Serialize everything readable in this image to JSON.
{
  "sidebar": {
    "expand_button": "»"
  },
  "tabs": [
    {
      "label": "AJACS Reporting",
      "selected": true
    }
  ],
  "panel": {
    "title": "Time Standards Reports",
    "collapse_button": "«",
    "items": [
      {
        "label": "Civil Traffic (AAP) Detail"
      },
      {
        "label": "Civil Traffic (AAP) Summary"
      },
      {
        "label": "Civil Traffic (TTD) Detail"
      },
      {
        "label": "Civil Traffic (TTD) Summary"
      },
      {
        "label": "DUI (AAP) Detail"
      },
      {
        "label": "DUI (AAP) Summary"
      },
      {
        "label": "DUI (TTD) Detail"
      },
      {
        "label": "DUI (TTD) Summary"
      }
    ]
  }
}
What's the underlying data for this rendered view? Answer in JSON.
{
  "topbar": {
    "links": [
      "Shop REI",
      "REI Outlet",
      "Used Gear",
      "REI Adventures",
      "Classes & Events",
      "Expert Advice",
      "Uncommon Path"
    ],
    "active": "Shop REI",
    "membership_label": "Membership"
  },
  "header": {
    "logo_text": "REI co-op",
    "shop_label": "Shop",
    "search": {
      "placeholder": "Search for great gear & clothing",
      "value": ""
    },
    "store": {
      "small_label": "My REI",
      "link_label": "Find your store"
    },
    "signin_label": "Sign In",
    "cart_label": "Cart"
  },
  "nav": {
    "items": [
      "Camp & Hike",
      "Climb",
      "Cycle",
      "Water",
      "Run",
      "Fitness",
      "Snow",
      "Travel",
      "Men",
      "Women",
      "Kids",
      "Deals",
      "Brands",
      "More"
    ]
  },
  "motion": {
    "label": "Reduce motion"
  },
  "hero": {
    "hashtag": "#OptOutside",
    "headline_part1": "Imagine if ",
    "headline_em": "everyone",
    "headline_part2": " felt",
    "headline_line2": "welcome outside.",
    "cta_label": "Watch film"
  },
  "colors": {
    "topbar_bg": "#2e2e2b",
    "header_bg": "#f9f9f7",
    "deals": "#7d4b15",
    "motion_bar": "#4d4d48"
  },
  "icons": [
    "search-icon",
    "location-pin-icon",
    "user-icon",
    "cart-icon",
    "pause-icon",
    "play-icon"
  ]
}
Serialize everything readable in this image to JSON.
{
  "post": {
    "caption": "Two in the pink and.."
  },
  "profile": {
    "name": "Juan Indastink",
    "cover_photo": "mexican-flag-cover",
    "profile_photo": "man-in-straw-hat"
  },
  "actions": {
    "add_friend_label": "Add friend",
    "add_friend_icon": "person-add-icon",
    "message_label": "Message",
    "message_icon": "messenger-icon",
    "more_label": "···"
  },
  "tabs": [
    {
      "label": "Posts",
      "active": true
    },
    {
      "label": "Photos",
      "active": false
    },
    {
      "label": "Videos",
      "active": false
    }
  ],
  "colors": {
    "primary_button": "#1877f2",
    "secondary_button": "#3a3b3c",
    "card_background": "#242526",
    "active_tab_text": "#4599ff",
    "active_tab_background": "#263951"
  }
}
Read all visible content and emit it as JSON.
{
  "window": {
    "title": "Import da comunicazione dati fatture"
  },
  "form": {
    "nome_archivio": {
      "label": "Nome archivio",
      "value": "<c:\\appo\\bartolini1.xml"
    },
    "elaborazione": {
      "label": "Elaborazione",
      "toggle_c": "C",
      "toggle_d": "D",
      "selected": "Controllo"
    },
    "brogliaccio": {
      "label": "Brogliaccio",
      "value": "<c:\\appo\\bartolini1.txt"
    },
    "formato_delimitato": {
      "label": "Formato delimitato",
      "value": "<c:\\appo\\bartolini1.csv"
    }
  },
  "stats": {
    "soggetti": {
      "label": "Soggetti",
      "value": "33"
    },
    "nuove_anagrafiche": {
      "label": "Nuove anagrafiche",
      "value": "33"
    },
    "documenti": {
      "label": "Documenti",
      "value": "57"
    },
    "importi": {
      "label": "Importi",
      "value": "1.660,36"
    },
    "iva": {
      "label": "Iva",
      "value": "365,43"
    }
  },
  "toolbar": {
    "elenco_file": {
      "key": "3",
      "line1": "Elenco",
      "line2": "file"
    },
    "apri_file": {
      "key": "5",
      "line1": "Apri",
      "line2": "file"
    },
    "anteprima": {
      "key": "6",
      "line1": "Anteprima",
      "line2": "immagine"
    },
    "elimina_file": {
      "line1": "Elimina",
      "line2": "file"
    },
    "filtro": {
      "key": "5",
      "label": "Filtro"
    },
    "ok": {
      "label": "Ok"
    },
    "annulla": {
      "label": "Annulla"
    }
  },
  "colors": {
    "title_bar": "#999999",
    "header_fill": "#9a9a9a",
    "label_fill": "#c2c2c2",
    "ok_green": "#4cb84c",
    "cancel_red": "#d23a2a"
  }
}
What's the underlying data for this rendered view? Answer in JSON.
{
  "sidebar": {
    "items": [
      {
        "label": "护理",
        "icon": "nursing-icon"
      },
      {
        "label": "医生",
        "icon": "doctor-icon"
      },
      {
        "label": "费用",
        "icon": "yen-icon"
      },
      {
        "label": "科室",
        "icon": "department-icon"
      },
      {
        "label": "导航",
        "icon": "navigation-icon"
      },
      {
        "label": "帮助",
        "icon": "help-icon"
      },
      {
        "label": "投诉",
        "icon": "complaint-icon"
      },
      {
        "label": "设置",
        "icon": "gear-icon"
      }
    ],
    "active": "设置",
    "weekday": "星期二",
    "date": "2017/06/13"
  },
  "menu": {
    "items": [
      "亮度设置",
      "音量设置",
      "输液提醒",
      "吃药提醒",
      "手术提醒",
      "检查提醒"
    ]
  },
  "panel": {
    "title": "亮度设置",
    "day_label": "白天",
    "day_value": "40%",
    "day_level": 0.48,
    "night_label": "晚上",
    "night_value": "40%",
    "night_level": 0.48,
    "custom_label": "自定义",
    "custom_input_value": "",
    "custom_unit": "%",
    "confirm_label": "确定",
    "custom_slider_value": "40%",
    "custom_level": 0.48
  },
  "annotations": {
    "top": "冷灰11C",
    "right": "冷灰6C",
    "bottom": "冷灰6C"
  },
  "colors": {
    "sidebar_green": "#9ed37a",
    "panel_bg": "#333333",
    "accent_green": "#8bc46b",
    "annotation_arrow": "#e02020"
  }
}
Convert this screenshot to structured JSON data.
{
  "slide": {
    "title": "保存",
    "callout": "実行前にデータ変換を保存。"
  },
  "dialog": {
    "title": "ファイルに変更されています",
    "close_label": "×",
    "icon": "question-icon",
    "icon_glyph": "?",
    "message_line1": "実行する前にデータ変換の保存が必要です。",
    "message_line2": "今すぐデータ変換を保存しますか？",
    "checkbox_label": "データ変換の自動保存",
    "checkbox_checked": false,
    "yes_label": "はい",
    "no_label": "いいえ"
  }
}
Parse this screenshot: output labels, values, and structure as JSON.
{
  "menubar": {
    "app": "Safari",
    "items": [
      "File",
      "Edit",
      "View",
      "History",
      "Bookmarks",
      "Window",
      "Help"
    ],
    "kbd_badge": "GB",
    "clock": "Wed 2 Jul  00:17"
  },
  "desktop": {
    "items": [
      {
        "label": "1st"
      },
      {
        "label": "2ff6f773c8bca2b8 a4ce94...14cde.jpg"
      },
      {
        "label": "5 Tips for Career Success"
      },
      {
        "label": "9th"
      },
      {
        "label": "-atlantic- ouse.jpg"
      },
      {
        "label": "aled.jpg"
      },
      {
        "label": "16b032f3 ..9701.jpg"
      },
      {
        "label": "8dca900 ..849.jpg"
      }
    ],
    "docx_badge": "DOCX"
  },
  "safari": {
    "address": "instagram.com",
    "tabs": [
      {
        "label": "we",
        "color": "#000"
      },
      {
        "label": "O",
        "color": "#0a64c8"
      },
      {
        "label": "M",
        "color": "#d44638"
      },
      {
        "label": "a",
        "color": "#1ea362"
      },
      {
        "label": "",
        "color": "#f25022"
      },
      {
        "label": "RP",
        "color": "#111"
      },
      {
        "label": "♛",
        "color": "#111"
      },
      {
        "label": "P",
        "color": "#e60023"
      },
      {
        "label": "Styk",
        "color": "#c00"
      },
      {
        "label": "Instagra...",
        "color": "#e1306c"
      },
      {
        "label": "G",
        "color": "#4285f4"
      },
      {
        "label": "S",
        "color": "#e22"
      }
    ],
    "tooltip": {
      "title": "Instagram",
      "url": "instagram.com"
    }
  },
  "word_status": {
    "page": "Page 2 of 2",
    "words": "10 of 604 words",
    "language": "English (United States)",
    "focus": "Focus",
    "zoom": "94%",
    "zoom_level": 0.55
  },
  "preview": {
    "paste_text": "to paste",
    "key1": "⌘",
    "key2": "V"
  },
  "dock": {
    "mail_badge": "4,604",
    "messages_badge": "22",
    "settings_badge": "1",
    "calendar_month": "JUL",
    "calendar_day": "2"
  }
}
----
**What is needed:** Provide the count, and nothing else, of lines in the data above where the word "screenshot" occurs.

**Response to the task:** 2